-- WORK TO COMPLETE --
Print all the data, keeping every line exactly as it is.

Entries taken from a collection
━━━━━━━━━━━━━━━━
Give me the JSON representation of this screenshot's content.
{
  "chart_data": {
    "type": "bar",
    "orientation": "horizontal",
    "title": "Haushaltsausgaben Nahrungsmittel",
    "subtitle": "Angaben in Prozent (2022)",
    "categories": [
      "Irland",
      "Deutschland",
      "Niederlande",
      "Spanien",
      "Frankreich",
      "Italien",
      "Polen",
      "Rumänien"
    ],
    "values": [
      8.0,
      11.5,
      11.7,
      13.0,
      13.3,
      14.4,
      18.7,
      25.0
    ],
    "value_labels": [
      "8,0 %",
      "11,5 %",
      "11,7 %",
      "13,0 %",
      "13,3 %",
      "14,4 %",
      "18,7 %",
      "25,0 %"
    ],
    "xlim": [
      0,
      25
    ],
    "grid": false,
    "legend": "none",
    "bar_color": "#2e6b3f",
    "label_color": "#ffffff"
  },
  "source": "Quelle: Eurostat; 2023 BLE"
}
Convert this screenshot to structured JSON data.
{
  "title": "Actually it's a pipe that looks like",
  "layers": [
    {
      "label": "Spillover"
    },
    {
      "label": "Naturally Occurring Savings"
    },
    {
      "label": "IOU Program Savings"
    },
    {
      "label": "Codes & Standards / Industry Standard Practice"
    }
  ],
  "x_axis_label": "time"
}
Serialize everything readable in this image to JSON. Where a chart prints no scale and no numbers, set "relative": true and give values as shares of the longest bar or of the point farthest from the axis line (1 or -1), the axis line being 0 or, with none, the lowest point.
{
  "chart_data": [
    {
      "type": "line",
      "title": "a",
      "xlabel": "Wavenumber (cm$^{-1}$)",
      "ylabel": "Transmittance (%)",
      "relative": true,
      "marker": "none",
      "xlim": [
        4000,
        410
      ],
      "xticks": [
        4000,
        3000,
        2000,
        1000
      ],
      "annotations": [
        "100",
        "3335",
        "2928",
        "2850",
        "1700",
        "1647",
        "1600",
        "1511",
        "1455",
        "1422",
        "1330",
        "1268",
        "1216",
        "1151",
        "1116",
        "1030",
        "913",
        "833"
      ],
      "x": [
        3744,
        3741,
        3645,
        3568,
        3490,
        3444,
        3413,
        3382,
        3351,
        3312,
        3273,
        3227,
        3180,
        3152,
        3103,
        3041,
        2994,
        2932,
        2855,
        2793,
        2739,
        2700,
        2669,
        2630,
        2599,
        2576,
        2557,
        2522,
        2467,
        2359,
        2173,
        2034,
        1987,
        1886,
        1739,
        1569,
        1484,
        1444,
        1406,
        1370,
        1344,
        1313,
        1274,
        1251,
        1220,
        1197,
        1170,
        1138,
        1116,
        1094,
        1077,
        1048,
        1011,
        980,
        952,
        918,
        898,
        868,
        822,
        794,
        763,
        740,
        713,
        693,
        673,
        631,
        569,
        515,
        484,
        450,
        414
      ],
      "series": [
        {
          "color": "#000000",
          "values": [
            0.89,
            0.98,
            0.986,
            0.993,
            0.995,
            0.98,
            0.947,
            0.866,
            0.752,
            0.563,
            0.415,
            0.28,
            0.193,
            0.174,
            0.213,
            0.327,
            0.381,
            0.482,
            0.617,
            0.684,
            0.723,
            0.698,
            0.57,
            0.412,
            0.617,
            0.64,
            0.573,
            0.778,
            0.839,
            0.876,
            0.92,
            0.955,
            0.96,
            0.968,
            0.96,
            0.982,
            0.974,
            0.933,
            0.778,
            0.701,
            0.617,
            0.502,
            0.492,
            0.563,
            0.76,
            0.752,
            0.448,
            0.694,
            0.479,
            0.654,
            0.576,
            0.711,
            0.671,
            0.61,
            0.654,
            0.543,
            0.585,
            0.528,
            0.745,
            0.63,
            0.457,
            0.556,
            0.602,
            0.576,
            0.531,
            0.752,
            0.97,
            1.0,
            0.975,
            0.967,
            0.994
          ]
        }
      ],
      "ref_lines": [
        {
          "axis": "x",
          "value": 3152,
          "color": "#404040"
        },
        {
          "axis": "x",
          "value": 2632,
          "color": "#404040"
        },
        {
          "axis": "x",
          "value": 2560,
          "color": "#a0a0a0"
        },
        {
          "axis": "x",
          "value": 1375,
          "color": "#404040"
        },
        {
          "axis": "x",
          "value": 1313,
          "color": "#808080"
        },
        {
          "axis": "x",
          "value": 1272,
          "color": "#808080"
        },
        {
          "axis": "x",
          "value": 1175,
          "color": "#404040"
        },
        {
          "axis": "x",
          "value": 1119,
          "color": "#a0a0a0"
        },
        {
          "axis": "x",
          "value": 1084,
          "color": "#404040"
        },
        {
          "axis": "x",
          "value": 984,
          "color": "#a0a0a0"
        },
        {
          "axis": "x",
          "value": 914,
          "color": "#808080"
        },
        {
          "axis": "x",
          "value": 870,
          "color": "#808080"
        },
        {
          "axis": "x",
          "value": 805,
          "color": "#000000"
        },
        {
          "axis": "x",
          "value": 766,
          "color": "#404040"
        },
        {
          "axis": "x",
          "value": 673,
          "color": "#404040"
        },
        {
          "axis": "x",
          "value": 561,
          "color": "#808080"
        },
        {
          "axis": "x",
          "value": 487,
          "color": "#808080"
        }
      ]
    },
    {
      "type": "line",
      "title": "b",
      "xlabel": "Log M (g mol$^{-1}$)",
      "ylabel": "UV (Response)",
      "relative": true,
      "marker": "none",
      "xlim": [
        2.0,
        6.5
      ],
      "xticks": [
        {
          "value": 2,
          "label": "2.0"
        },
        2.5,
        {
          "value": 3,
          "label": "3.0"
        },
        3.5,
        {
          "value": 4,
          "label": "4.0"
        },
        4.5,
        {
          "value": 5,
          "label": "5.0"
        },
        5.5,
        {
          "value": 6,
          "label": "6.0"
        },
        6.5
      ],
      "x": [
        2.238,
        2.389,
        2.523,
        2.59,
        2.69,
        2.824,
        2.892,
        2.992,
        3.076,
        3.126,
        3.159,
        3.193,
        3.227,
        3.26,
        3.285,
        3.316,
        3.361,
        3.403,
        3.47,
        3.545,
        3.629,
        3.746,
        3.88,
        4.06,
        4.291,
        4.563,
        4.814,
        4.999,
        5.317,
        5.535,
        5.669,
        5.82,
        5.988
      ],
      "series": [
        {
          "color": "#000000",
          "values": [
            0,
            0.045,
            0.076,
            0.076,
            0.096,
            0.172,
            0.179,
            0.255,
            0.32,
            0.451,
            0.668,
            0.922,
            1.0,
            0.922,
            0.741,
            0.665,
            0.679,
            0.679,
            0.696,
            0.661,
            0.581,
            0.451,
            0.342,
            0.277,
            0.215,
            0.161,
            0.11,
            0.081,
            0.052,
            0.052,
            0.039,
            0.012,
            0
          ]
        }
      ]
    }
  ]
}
━━━━━━━━━━━━━━━━
-- RESULT OF THE TASK --
Give me the JSON representation of this screenshot's content.
{
  "chart_data": {
    "type": "bar",
    "orientation": "horizontal",
    "title": "Haushaltsausgaben Nahrungsmittel",
    "subtitle": "Angaben in Prozent (2022)",
    "categories": [
      "Irland",
      "Deutschland",
      "Niederlande",
      "Spanien",
      "Frankreich",
      "Italien",
      "Polen",
      "Rumänien"
    ],
    "values": [
      8.0,
      11.5,
      11.7,
      13.0,
      13.3,
      14.4,
      18.7,
      25.0
    ],
    "value_labels": [
      "8,0 %",
      "11,5 %",
      "11,7 %",
      "13,0 %",
      "13,3 %",
      "14,4 %",
      "18,7 %",
      "25,0 %"
    ],
    "xlim": [
      0,
      25
    ],
    "grid": false,
    "legend": "none",
    "bar_color": "#2e6b3f",
    "label_color": "#ffffff"
  },
  "source": "Quelle: Eurostat; 2023 BLE"
}
Convert this screenshot to structured JSON data.
{
  "title": "Actually it's a pipe that looks like",
  "layers": [
    {
      "label": "Spillover"
    },
    {
      "label": "Naturally Occurring Savings"
    },
    {
      "label": "IOU Program Savings"
    },
    {
      "label": "Codes & Standards / Industry Standard Practice"
    }
  ],
  "x_axis_label": "time"
}
Serialize everything readable in this image to JSON. Where a chart prints no scale and no numbers, set "relative": true and give values as shares of the longest bar or of the point farthest from the axis line (1 or -1), the axis line being 0 or, with none, the lowest point.
{
  "chart_data": [
    {
      "type": "line",
      "title": "a",
      "xlabel": "Wavenumber (cm$^{-1}$)",
      "ylabel": "Transmittance (%)",
      "relative": true,
      "marker": "none",
      "xlim": [
        4000,
        410
      ],
      "xticks": [
        4000,
        3000,
        2000,
        1000
      ],
      "annotations": [
        "100",
        "3335",
        "2928",
        "2850",
        "1700",
        "1647",
        "1600",
        "1511",
        "1455",
        "1422",
        "1330",
        "1268",
        "1216",
        "1151",
        "1116",
        "1030",
        "913",
        "833"
      ],
      "x": [
        3744,
        3741,
        3645,
        3568,
        3490,
        3444,
        3413,
        3382,
        3351,
        3312,
        3273,
        3227,
        3180,
        3152,
        3103,
        3041,
        2994,
        2932,
        2855,
        2793,
        2739,
        2700,
        2669,
        2630,
        2599,
        2576,
        2557,
        2522,
        2467,
        2359,
        2173,
        2034,
        1987,
        1886,
        1739,
        1569,
        1484,
        1444,
        1406,
        1370,
        1344,
        1313,
        1274,
        1251,
        1220,
        1197,
        1170,
        1138,
        1116,
        1094,
        1077,
        1048,
        1011,
        980,
        952,
        918,
        898,
        868,
        822,
        794,
        763,
        740,
        713,
        693,
        673,
        631,
        569,
        515,
        484,
        450,
        414
      ],
      "series": [
        {
          "color": "#000000",
          "values": [
            0.89,
            0.98,
            0.986,
            0.993,
            0.995,
            0.98,
            0.947,
            0.866,
            0.752,
            0.563,
            0.415,
            0.28,
            0.193,
            0.174,
            0.213,
            0.327,
            0.381,
            0.482,
            0.617,
            0.684,
            0.723,
            0.698,
            0.57,
            0.412,
            0.617,
            0.64,
            0.573,
            0.778,
            0.839,
            0.876,
            0.92,
            0.955,
            0.96,
            0.968,
            0.96,
            0.982,
            0.974,
            0.933,
            0.778,
            0.701,
            0.617,
            0.502,
            0.492,
            0.563,
            0.76,
            0.752,
            0.448,
            0.694,
            0.479,
            0.654,
            0.576,
            0.711,
            0.671,
            0.61,
            0.654,
            0.543,
            0.585,
            0.528,
            0.745,
            0.63,
            0.457,
            0.556,
            0.602,
            0.576,
            0.531,
            0.752,
            0.97,
            1.0,
            0.975,
            0.967,
            0.994
          ]
        }
      ],
      "ref_lines": [
        {
          "axis": "x",
          "value": 3152,
          "color": "#404040"
        },
        {
          "axis": "x",
          "value": 2632,
          "color": "#404040"
        },
        {
          "axis": "x",
          "value": 2560,
          "color": "#a0a0a0"
        },
        {
          "axis": "x",
          "value": 1375,
          "color": "#404040"
        },
        {
          "axis": "x",
          "value": 1313,
          "color": "#808080"
        },
        {
          "axis": "x",
          "value": 1272,
          "color": "#808080"
        },
        {
          "axis": "x",
          "value": 1175,
          "color": "#404040"
        },
        {
          "axis": "x",
          "value": 1119,
          "color": "#a0a0a0"
        },
        {
          "axis": "x",
          "value": 1084,
          "color": "#404040"
        },
        {
          "axis": "x",
          "value": 984,
          "color": "#a0a0a0"
        },
        {
          "axis": "x",
          "value": 914,
          "color": "#808080"
        },
        {
          "axis": "x",
          "value": 870,
          "color": "#808080"
        },
        {
          "axis": "x",
          "value": 805,
          "color": "#000000"
        },
        {
          "axis": "x",
          "value": 766,
          "color": "#404040"
        },
        {
          "axis": "x",
          "value": 673,
          "color": "#404040"
        },
        {
          "axis": "x",
          "value": 561,
          "color": "#808080"
        },
        {
          "axis": "x",
          "value": 487,
          "color": "#808080"
        }
      ]
    },
    {
      "type": "line",
      "title": "b",
      "xlabel": "Log M (g mol$^{-1}$)",
      "ylabel": "UV (Response)",
      "relative": true,
      "marker": "none",
      "xlim": [
        2.0,
        6.5
      ],
      "xticks": [
        {
          "value": 2,
          "label": "2.0"
        },
        2.5,
        {
          "value": 3,
          "label": "3.0"
        },
        3.5,
        {
          "value": 4,
          "label": "4.0"
        },
        4.5,
        {
          "value": 5,
          "label": "5.0"
        },
        5.5,
        {
          "value": 6,
          "label": "6.0"
        },
        6.5
      ],
      "x": [
        2.238,
        2.389,
        2.523,
        2.59,
        2.69,
        2.824,
        2.892,
        2.992,
        3.076,
        3.126,
        3.159,
        3.193,
        3.227,
        3.26,
        3.285,
        3.316,
        3.361,
        3.403,
        3.47,
        3.545,
        3.629,
        3.746,
        3.88,
        4.06,
        4.291,
        4.563,
        4.814,
        4.999,
        5.317,
        5.535,
        5.669,
        5.82,
        5.988
      ],
      "series": [
        {
          "color": "#000000",
          "values": [
            0,
            0.045,
            0.076,
            0.076,
            0.096,
            0.172,
            0.179,
            0.255,
            0.32,
            0.451,
            0.668,
            0.922,
            1.0,
            0.922,
            0.741,
            0.665,
            0.679,
            0.679,
            0.696,
            0.661,
            0.581,
            0.451,
            0.342,
            0.277,
            0.215,
            0.161,
            0.11,
            0.081,
            0.052,
            0.052,
            0.039,
            0.012,
            0
          ]
        }
      ]
    }
  ]
}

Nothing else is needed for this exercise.